SUPPLIED RECORDS:
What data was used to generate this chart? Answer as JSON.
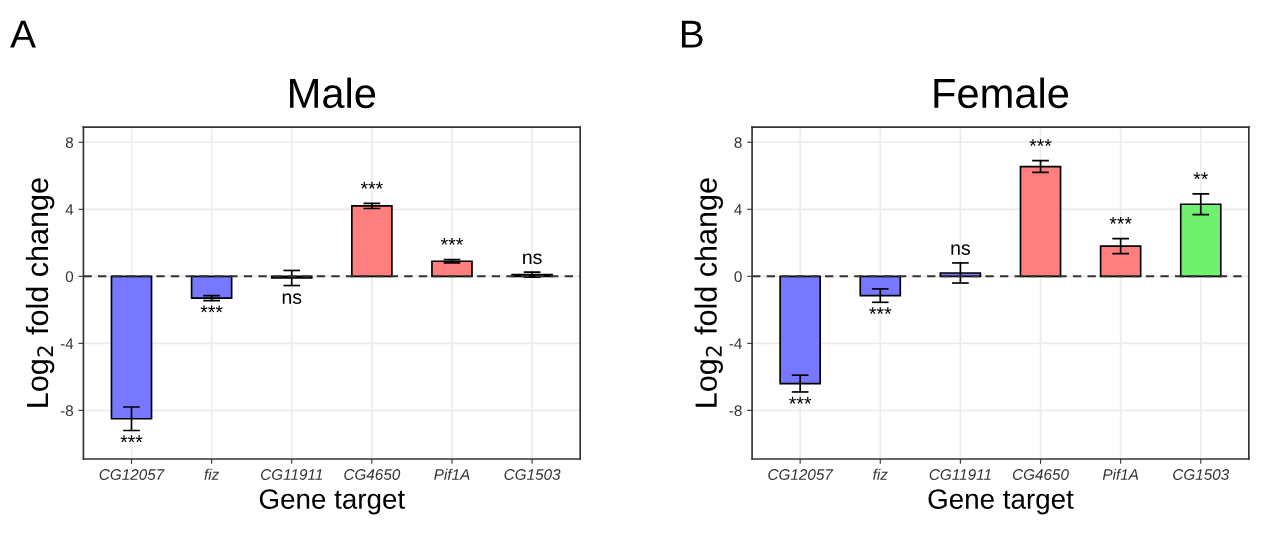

==

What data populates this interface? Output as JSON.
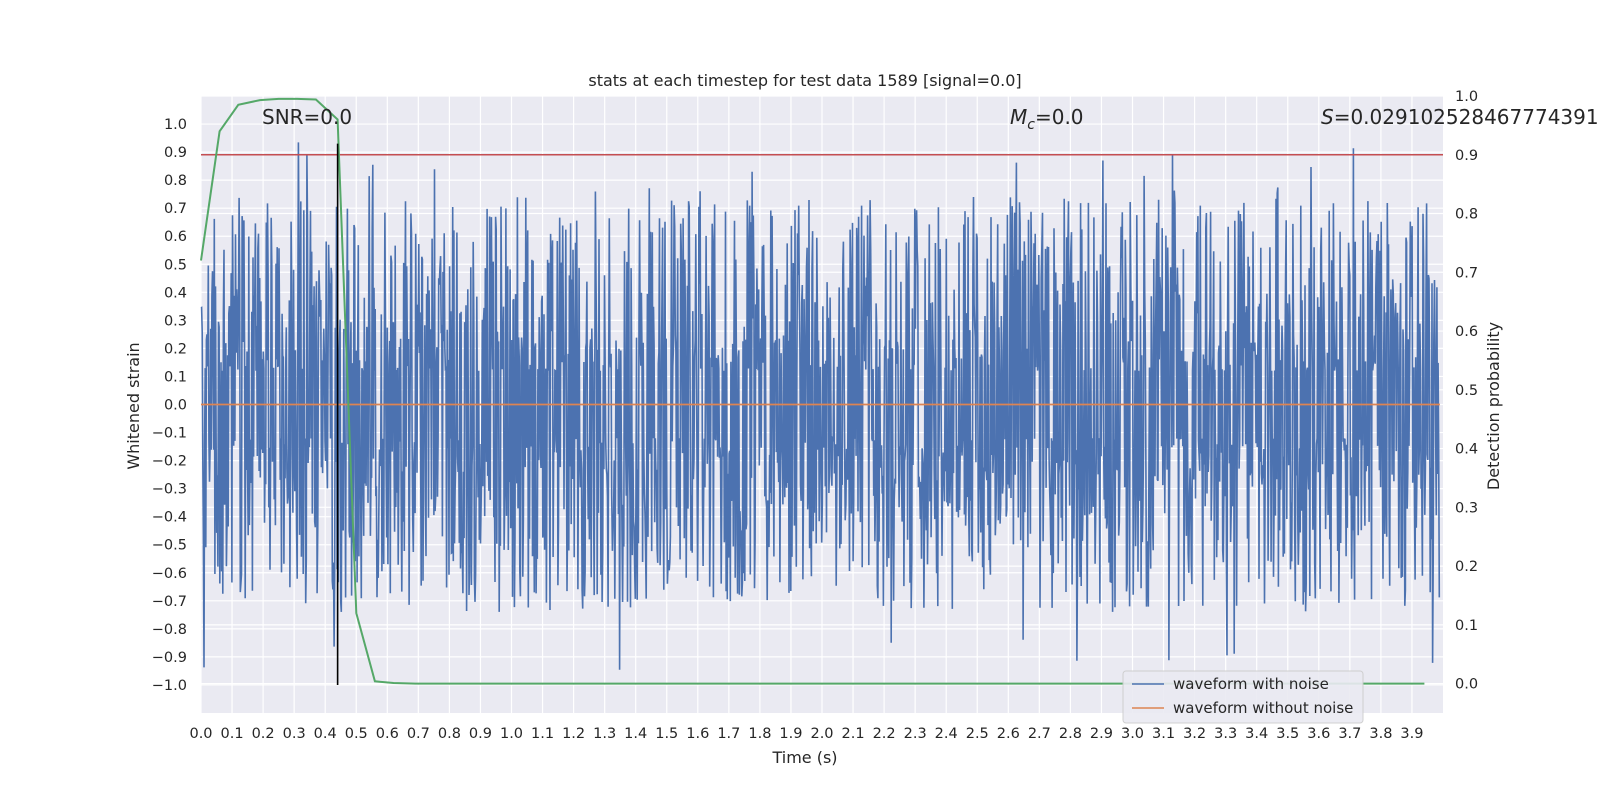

==

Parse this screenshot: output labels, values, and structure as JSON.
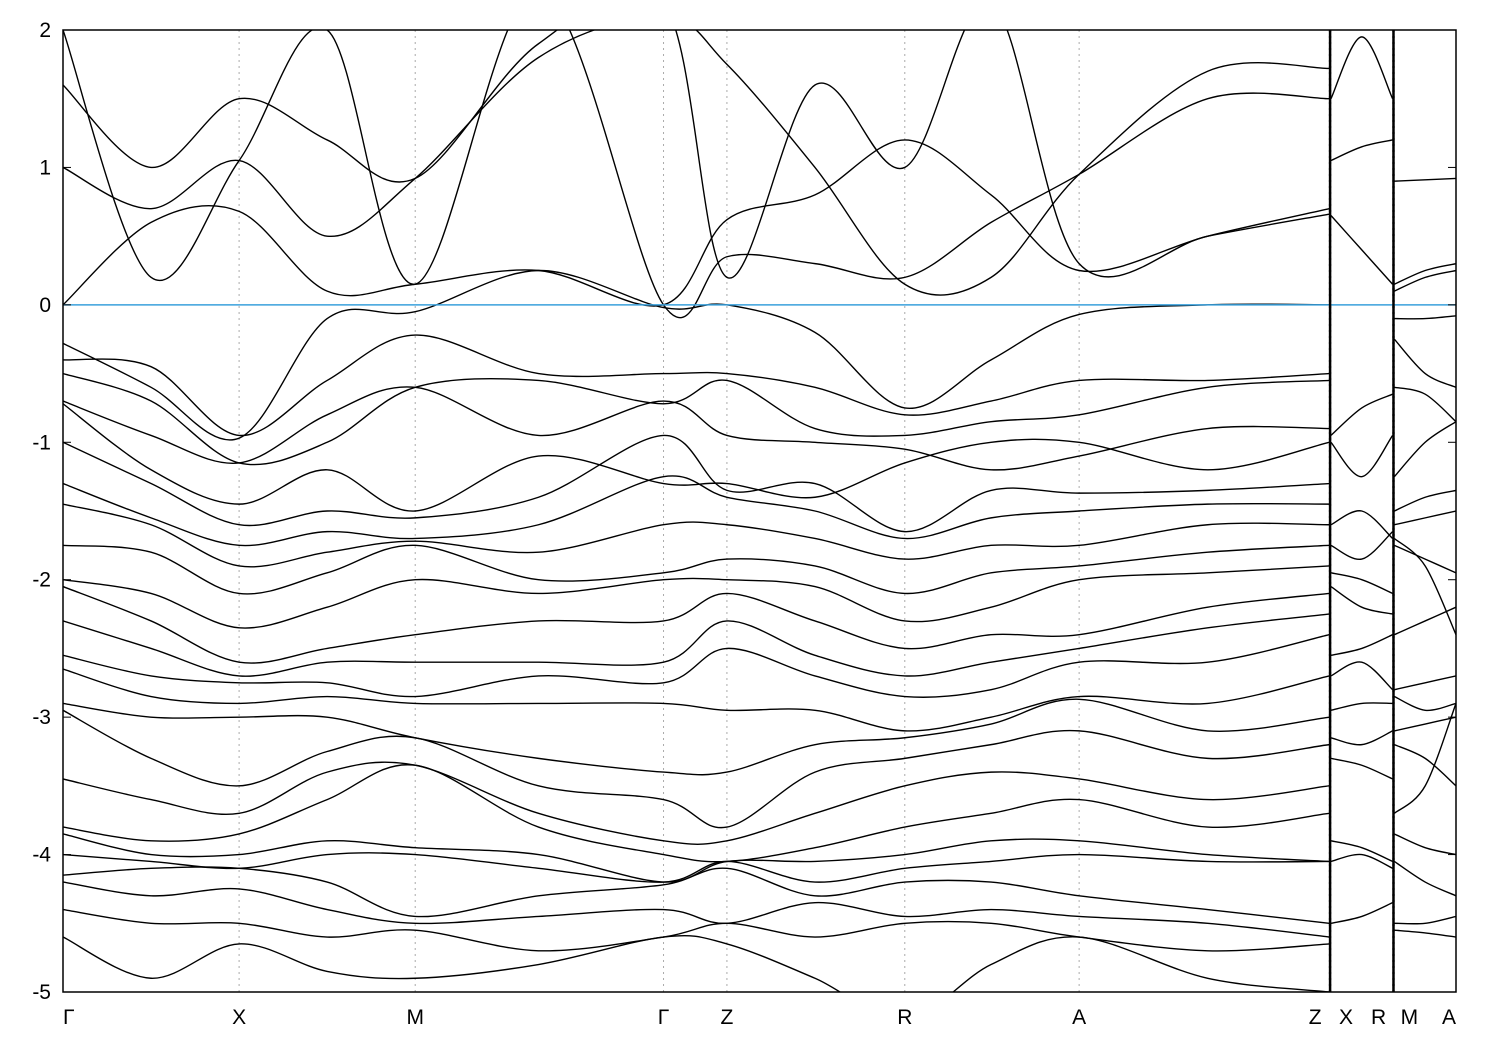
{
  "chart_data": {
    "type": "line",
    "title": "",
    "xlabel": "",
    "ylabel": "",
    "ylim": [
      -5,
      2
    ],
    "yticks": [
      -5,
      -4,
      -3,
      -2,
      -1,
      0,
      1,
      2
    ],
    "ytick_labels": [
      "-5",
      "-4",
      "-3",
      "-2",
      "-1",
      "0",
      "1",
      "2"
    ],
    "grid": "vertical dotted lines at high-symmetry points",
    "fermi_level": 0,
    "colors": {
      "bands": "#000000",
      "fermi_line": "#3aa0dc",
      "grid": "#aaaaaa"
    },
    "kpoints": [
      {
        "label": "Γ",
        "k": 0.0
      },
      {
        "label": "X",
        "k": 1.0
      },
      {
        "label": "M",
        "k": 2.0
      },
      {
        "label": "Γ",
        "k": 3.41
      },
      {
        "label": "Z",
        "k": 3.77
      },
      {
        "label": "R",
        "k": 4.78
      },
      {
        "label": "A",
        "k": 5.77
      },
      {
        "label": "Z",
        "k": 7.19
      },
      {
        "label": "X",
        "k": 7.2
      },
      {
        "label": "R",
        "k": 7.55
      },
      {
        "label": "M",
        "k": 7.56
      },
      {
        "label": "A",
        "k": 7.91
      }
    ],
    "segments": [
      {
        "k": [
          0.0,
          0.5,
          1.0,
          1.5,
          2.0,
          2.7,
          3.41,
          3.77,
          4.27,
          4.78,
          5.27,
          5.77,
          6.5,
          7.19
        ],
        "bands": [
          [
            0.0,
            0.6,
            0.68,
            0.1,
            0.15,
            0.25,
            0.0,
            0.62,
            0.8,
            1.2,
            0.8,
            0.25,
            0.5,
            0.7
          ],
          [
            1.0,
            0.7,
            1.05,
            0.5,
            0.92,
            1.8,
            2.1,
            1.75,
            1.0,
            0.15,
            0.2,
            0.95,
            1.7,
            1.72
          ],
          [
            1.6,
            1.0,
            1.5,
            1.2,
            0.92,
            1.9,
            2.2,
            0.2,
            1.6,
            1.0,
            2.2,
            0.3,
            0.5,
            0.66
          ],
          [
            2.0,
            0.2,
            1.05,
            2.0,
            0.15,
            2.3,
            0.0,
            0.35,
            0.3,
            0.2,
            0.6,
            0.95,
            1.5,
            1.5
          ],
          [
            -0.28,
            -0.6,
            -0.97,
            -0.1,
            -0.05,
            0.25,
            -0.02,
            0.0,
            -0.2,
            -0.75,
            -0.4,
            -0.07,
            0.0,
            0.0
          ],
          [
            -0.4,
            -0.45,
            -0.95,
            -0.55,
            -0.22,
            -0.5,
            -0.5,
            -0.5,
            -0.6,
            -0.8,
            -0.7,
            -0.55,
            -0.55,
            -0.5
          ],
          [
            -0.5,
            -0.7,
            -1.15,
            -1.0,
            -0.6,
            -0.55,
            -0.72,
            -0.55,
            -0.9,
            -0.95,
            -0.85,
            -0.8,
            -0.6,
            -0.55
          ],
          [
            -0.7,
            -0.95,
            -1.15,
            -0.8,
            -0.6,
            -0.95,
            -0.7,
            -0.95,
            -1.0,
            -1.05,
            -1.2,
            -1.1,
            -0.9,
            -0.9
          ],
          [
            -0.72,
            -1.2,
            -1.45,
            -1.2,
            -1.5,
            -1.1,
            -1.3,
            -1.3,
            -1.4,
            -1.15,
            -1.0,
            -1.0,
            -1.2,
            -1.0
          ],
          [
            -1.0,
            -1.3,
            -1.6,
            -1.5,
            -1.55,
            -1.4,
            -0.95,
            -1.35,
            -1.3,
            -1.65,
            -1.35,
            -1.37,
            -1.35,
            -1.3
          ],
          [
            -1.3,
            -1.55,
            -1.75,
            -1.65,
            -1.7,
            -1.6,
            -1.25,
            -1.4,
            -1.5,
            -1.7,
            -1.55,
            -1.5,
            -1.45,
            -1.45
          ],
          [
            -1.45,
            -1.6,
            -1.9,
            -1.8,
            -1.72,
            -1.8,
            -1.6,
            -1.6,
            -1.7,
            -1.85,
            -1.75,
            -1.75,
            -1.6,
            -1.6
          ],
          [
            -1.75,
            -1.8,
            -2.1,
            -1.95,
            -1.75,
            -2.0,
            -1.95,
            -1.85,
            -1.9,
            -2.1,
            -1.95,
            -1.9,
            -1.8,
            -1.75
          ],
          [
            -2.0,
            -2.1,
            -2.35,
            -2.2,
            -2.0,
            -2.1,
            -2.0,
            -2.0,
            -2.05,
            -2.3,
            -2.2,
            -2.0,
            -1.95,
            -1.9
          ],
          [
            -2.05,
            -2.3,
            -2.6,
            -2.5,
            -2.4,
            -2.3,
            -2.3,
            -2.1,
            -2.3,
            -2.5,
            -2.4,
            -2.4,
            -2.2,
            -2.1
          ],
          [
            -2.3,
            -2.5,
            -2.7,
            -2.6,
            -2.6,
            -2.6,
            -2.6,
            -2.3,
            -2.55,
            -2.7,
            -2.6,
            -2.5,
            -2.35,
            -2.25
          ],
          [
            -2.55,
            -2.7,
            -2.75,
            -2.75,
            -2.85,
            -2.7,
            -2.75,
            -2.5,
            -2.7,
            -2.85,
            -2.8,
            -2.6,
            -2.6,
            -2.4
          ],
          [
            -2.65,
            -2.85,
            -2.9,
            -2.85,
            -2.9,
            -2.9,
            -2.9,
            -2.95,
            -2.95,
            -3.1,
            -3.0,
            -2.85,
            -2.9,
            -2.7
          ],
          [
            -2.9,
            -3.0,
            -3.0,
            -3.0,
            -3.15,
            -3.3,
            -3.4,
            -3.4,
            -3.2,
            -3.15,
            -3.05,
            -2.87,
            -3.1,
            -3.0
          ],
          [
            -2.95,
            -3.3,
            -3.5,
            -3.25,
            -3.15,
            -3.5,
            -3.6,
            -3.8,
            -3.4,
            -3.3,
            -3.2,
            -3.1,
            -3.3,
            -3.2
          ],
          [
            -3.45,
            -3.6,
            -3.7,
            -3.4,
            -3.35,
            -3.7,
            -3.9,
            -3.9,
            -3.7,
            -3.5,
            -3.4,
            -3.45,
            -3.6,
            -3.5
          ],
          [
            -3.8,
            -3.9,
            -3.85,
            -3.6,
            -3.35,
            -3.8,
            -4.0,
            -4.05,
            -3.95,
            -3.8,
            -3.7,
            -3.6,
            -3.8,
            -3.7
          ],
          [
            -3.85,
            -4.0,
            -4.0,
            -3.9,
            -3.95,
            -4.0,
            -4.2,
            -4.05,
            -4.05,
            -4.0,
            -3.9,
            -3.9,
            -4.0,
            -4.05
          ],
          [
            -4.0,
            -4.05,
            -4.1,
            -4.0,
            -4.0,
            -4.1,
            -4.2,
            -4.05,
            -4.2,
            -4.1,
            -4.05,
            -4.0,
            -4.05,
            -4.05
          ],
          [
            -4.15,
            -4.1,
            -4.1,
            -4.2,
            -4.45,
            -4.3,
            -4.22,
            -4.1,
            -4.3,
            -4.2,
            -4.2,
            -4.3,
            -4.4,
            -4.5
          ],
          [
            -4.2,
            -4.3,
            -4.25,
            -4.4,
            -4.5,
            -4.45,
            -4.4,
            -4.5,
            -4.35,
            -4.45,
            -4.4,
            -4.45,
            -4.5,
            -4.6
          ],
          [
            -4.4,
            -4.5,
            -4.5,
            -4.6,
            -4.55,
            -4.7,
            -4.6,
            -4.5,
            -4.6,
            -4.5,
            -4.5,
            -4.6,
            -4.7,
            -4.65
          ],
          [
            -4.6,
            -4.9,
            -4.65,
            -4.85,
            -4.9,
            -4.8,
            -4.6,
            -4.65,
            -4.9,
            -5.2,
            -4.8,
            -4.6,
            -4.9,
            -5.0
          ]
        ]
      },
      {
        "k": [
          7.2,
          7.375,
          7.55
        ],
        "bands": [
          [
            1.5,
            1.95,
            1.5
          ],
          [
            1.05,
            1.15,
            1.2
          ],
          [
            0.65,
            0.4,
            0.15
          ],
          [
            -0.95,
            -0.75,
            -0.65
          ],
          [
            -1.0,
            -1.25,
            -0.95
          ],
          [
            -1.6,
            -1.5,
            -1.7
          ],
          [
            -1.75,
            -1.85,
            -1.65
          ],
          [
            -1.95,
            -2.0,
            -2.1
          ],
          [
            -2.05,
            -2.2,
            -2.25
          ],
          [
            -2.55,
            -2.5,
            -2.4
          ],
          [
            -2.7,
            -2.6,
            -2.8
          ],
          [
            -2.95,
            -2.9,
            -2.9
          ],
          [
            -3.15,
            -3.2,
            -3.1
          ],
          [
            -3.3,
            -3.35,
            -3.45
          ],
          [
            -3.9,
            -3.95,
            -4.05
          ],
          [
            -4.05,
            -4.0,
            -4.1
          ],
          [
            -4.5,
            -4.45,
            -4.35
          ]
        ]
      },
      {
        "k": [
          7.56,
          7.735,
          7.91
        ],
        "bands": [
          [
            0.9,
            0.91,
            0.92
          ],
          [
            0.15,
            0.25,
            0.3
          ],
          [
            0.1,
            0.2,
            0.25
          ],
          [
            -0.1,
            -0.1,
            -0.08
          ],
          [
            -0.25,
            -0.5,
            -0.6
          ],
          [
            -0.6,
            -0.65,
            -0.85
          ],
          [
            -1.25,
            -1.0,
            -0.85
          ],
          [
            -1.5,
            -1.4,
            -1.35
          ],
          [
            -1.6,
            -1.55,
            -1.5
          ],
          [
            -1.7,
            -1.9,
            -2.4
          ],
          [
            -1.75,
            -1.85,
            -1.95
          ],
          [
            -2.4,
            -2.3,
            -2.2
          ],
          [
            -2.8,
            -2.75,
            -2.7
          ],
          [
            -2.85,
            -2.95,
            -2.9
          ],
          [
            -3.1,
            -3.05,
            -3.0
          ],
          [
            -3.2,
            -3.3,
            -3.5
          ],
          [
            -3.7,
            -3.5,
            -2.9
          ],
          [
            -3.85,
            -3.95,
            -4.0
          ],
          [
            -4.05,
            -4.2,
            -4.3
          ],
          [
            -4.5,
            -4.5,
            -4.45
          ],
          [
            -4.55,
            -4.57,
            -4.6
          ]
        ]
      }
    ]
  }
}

EXERCISE GOAL:
Identify every line above with the string "What" in it. Copy those lines.

SOLUTION TO THIS TASK:
What data was used to generate this chart? Answer as JSON.
What data populates this interface? Output as JSON.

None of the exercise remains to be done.